→ **Do this**
Copy out the listing that follows, exactly, without its pictures.
---------- Source records
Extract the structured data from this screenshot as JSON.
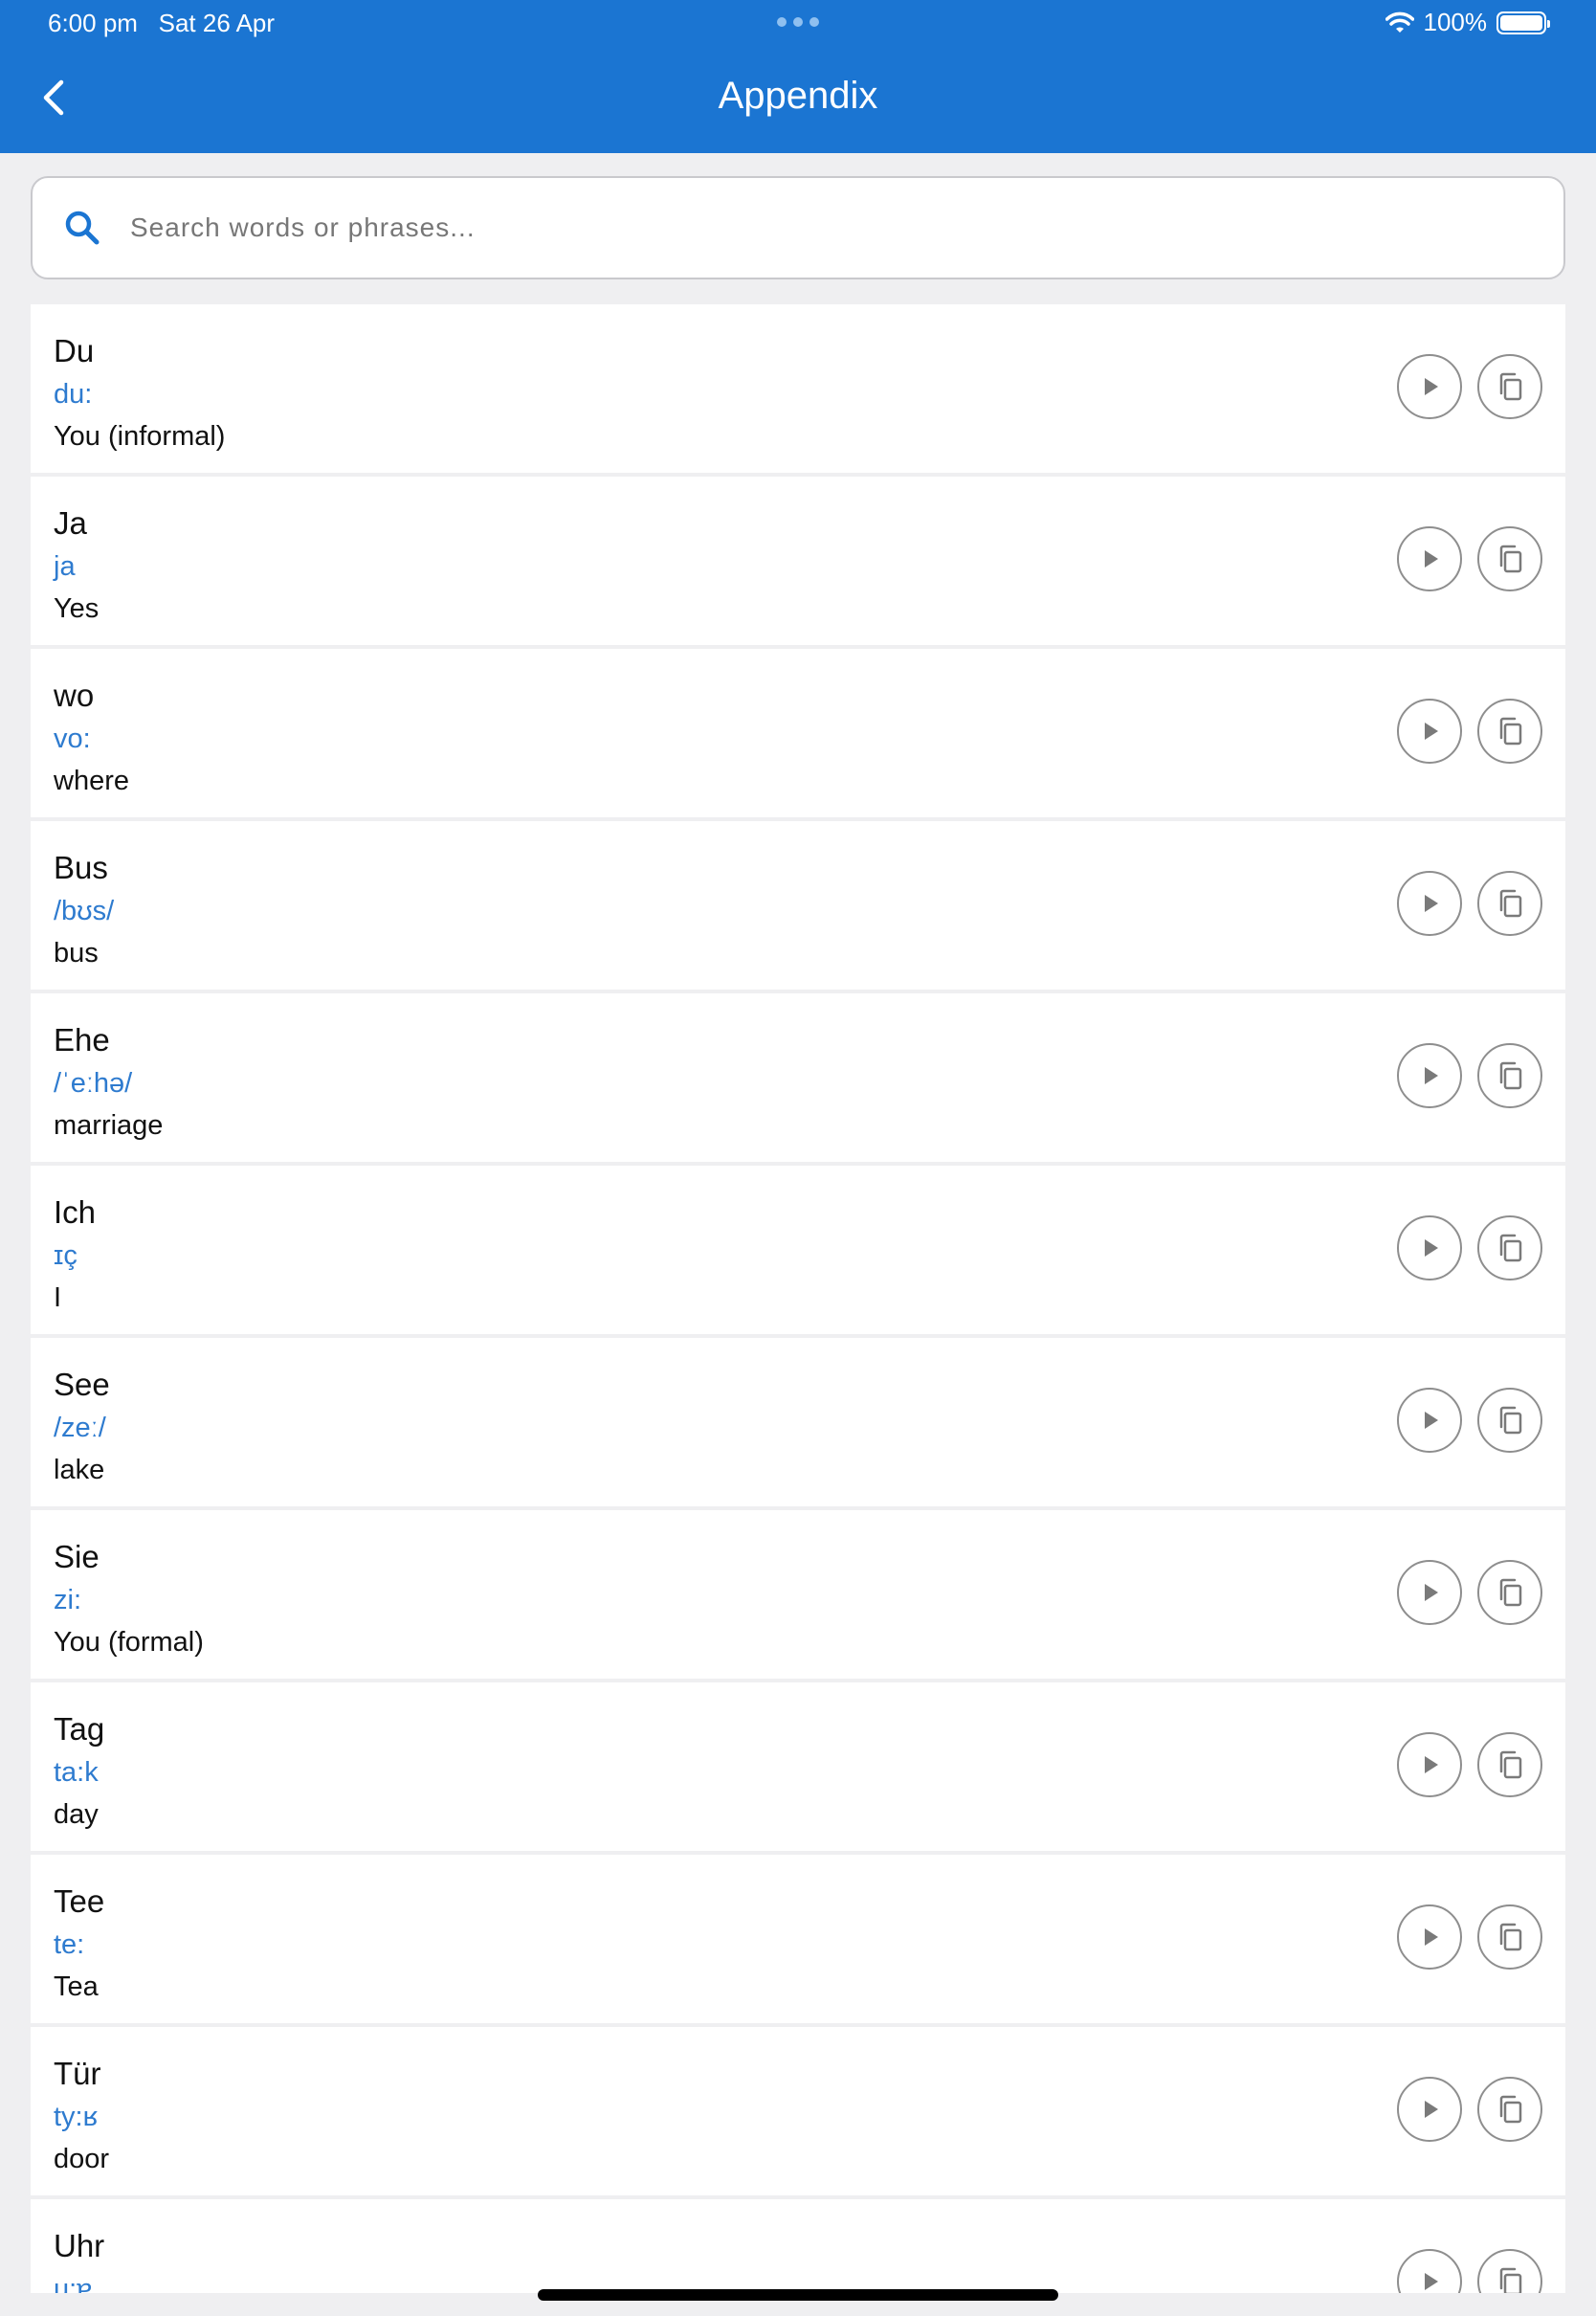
{
  "status_bar": {
    "time": "6:00 pm",
    "date": "Sat 26 Apr",
    "battery": "100%",
    "battery_level": 1.0
  },
  "header": {
    "title": "Appendix",
    "color": "#1B75D2"
  },
  "search": {
    "placeholder": "Search words or phrases..."
  },
  "entries": [
    {
      "word": "Du",
      "ipa": "du:",
      "meaning": "You (informal)"
    },
    {
      "word": "Ja",
      "ipa": "ja",
      "meaning": "Yes"
    },
    {
      "word": "wo",
      "ipa": "vo:",
      "meaning": "where"
    },
    {
      "word": "Bus",
      "ipa": "/bʊs/",
      "meaning": "bus"
    },
    {
      "word": "Ehe",
      "ipa": "/ˈeːhə/",
      "meaning": "marriage"
    },
    {
      "word": "Ich",
      "ipa": "ɪç",
      "meaning": "I"
    },
    {
      "word": "See",
      "ipa": "/zeː/",
      "meaning": "lake"
    },
    {
      "word": "Sie",
      "ipa": "zi:",
      "meaning": "You (formal)"
    },
    {
      "word": "Tag",
      "ipa": "ta:k",
      "meaning": "day"
    },
    {
      "word": "Tee",
      "ipa": "te:",
      "meaning": "Tea"
    },
    {
      "word": "Tür",
      "ipa": "ty:ʁ",
      "meaning": "door"
    },
    {
      "word": "Uhr",
      "ipa": "u:ɐ",
      "meaning": ""
    }
  ],
  "icons": {
    "back": "chevron-left-icon",
    "search": "search-icon",
    "play": "play-icon",
    "copy": "copy-icon",
    "wifi": "wifi-icon",
    "battery": "battery-icon"
  }
}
--------------------
→ **The result**
Extract the structured data from this screenshot as JSON.
{
  "status_bar": {
    "time": "6:00 pm",
    "date": "Sat 26 Apr",
    "battery": "100%",
    "battery_level": 1.0
  },
  "header": {
    "title": "Appendix",
    "color": "#1B75D2"
  },
  "search": {
    "placeholder": "Search words or phrases..."
  },
  "entries": [
    {
      "word": "Du",
      "ipa": "du:",
      "meaning": "You (informal)"
    },
    {
      "word": "Ja",
      "ipa": "ja",
      "meaning": "Yes"
    },
    {
      "word": "wo",
      "ipa": "vo:",
      "meaning": "where"
    },
    {
      "word": "Bus",
      "ipa": "/bʊs/",
      "meaning": "bus"
    },
    {
      "word": "Ehe",
      "ipa": "/ˈeːhə/",
      "meaning": "marriage"
    },
    {
      "word": "Ich",
      "ipa": "ɪç",
      "meaning": "I"
    },
    {
      "word": "See",
      "ipa": "/zeː/",
      "meaning": "lake"
    },
    {
      "word": "Sie",
      "ipa": "zi:",
      "meaning": "You (formal)"
    },
    {
      "word": "Tag",
      "ipa": "ta:k",
      "meaning": "day"
    },
    {
      "word": "Tee",
      "ipa": "te:",
      "meaning": "Tea"
    },
    {
      "word": "Tür",
      "ipa": "ty:ʁ",
      "meaning": "door"
    },
    {
      "word": "Uhr",
      "ipa": "u:ɐ",
      "meaning": ""
    }
  ],
  "icons": {
    "back": "chevron-left-icon",
    "search": "search-icon",
    "play": "play-icon",
    "copy": "copy-icon",
    "wifi": "wifi-icon",
    "battery": "battery-icon"
  }
}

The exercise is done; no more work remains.